BEGIN
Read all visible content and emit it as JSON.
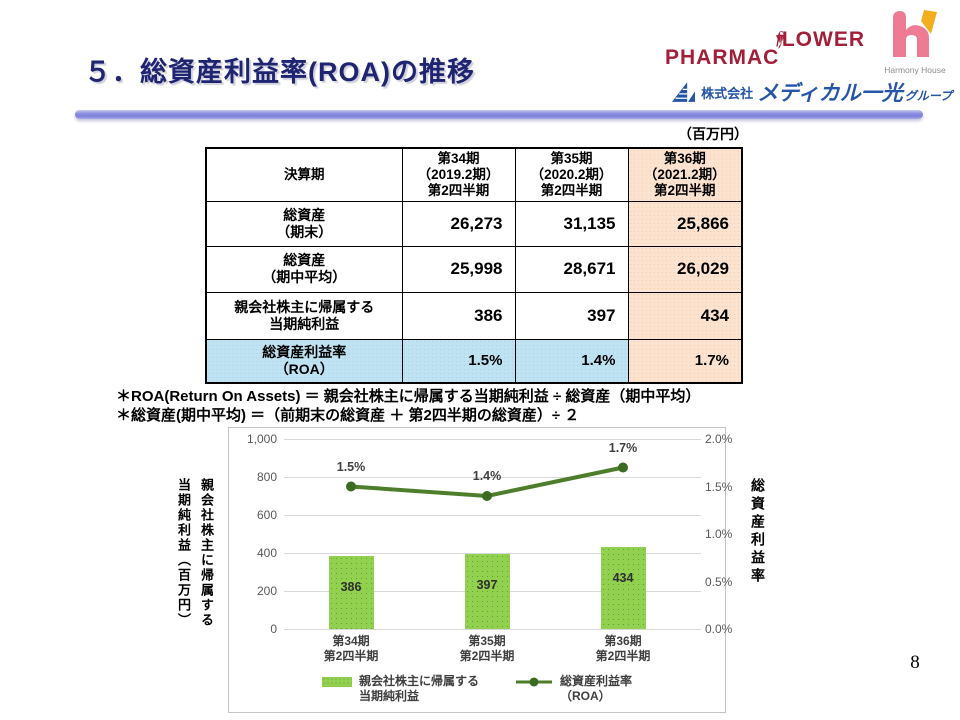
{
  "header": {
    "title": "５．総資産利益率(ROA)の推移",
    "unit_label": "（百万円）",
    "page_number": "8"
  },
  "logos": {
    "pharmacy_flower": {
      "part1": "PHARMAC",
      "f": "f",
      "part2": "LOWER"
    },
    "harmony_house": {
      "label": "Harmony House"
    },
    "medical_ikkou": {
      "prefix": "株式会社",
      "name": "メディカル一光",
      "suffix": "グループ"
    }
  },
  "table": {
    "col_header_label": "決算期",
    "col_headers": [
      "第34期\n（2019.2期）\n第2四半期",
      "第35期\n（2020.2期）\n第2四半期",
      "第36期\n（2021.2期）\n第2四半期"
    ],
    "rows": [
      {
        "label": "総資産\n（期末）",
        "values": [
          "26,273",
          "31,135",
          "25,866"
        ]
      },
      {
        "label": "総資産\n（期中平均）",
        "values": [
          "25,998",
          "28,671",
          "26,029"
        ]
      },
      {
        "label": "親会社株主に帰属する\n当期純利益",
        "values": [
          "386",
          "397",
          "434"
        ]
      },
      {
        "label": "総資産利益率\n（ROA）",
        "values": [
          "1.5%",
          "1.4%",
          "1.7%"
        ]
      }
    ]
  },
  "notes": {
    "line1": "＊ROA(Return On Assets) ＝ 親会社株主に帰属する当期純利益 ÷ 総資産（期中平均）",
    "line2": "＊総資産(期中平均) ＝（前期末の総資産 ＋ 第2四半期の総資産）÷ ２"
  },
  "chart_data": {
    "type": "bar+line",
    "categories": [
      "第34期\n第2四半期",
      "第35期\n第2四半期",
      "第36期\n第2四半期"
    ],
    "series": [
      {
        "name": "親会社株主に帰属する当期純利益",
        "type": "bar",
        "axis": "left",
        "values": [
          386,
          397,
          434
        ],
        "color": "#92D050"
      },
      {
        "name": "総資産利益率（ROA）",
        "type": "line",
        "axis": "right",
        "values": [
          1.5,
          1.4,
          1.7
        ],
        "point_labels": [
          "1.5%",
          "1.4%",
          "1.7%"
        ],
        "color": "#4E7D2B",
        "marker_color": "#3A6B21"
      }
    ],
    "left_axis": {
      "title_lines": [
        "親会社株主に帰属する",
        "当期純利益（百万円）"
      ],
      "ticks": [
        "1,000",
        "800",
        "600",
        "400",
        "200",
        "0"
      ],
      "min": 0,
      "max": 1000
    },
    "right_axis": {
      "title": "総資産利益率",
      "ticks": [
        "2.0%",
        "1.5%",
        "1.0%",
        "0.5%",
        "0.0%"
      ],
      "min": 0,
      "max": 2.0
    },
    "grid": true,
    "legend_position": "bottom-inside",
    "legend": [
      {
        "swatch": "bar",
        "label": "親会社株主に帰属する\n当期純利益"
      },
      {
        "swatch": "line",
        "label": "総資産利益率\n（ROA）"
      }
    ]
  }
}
END
> _EXERCISE BRIEF_: Show every line above in which the word "親会社株主に帰属する当期純利益" occurs.

> _ANSWER TO THIS TASK_:
    "line1": "＊ROA(Return On Assets) ＝ 親会社株主に帰属する当期純利益 ÷ 総資産（期中平均）",
        "name": "親会社株主に帰属する当期純利益",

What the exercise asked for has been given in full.